▶ _Given request_:
Omit the images, then output each of the records below exactly.

═════ Listed records

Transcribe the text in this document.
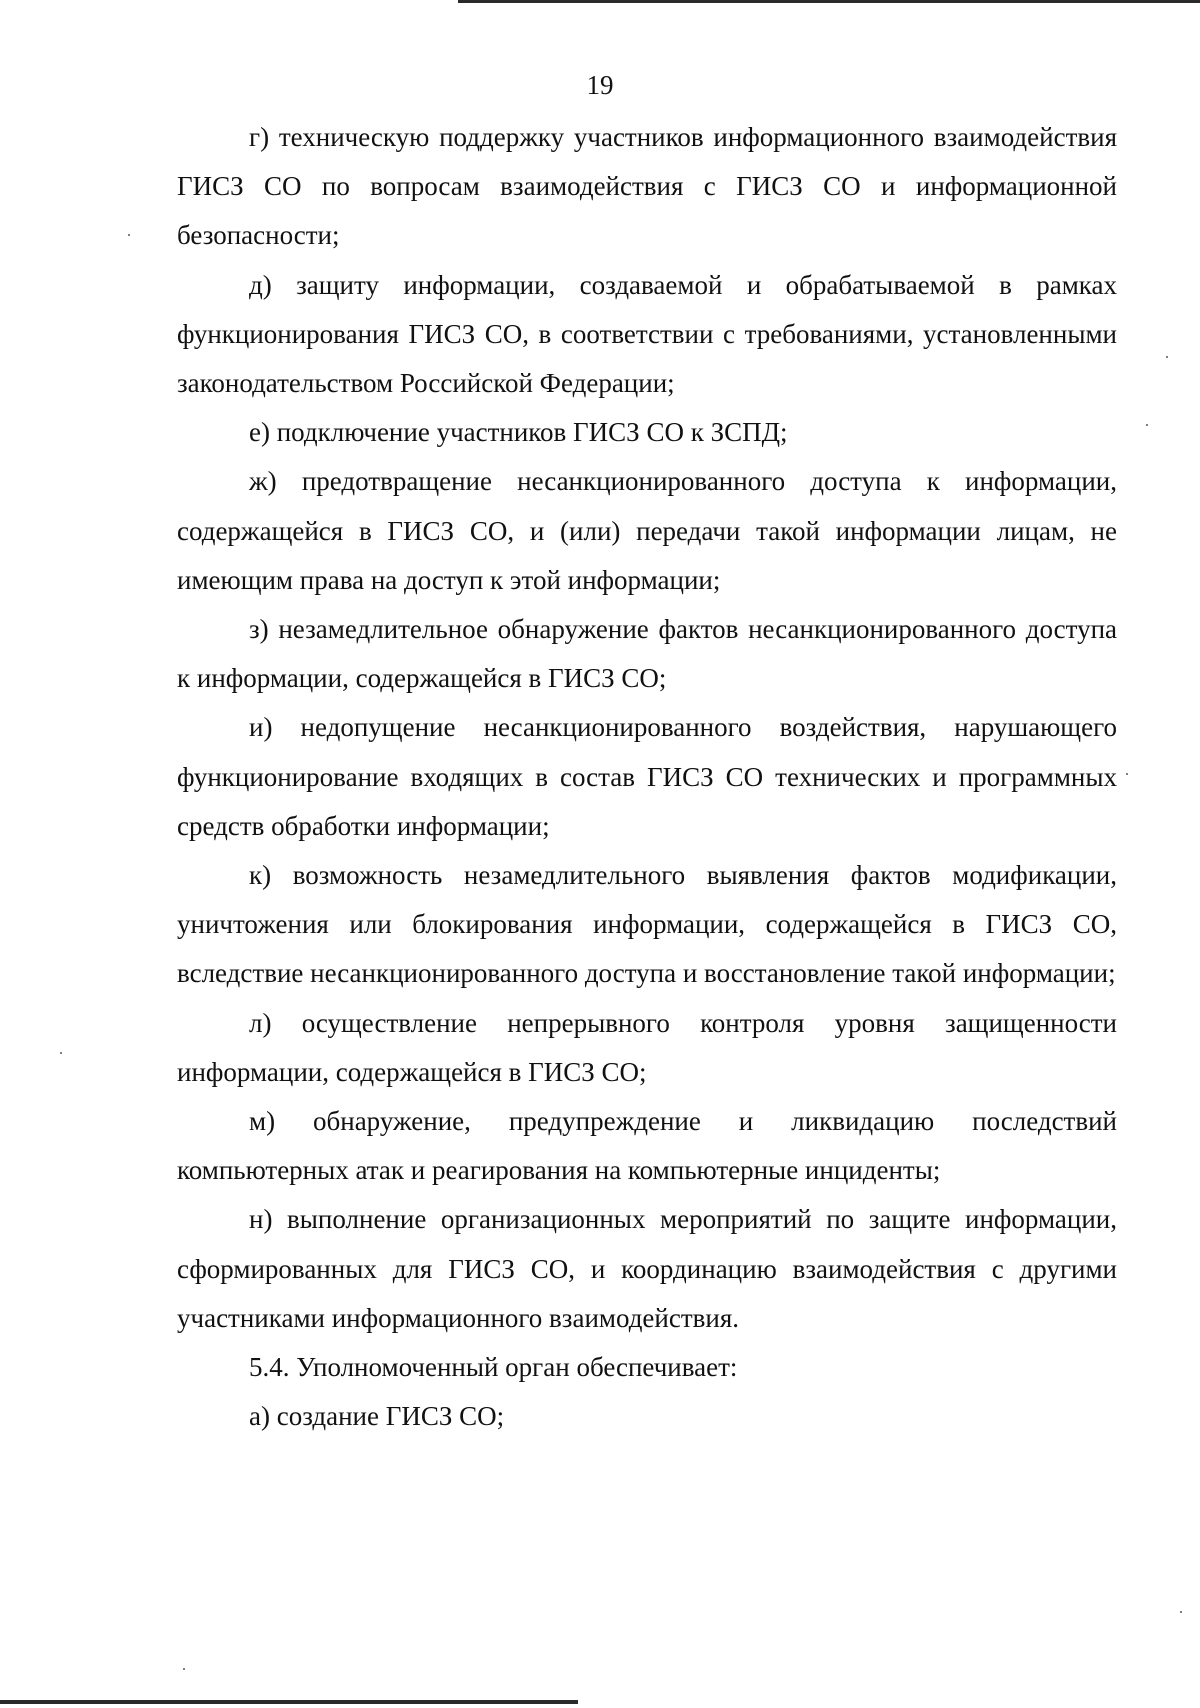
19

г) техническую поддержку участников информационного взаимодействия ГИСЗ СО по вопросам взаимодействия с ГИСЗ СО и информационной безопасности;

д) защиту информации, создаваемой и обрабатываемой в рамках функционирования ГИСЗ СО, в соответствии с требованиями, установленными законодательством Российской Федерации;

е) подключение участников ГИСЗ СО к ЗСПД;

ж) предотвращение несанкционированного доступа к информации, содержащейся в ГИСЗ СО, и (или) передачи такой информации лицам, не имеющим права на доступ к этой информации;

з) незамедлительное обнаружение фактов несанкционированного доступа к информации, содержащейся в ГИСЗ СО;

и) недопущение несанкционированного воздействия, нарушающего функционирование входящих в состав ГИСЗ СО технических и программных средств обработки информации;

к) возможность незамедлительного выявления фактов модификации, уничтожения или блокирования информации, содержащейся в ГИСЗ СО, вследствие несанкционированного доступа и восстановление такой информации;

л) осуществление непрерывного контроля уровня защищенности информации, содержащейся в ГИСЗ СО;

м) обнаружение, предупреждение и ликвидацию последствий компьютерных атак и реагирования на компьютерные инциденты;

н) выполнение организационных мероприятий по защите информации, сформированных для ГИСЗ СО, и координацию взаимодействия с другими участниками информационного взаимодействия.

5.4. Уполномоченный орган обеспечивает:

а) создание ГИСЗ СО;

══════════

▶ _Correct result_:
Transcribe the text in this document.
19

г) техническую поддержку участников информационного взаимодействия ГИСЗ СО по вопросам взаимодействия с ГИСЗ СО и информационной безопасности;

д) защиту информации, создаваемой и обрабатываемой в рамках функционирования ГИСЗ СО, в соответствии с требованиями, установленными законодательством Российской Федерации;

е) подключение участников ГИСЗ СО к ЗСПД;

ж) предотвращение несанкционированного доступа к информации, содержащейся в ГИСЗ СО, и (или) передачи такой информации лицам, не имеющим права на доступ к этой информации;

з) незамедлительное обнаружение фактов несанкционированного доступа к информации, содержащейся в ГИСЗ СО;

и) недопущение несанкционированного воздействия, нарушающего функционирование входящих в состав ГИСЗ СО технических и программных средств обработки информации;

к) возможность незамедлительного выявления фактов модификации, уничтожения или блокирования информации, содержащейся в ГИСЗ СО, вследствие несанкционированного доступа и восстановление такой информации;

л) осуществление непрерывного контроля уровня защищенности информации, содержащейся в ГИСЗ СО;

м) обнаружение, предупреждение и ликвидацию последствий компьютерных атак и реагирования на компьютерные инциденты;

н) выполнение организационных мероприятий по защите информации, сформированных для ГИСЗ СО, и координацию взаимодействия с другими участниками информационного взаимодействия.

5.4. Уполномоченный орган обеспечивает:

а) создание ГИСЗ СО;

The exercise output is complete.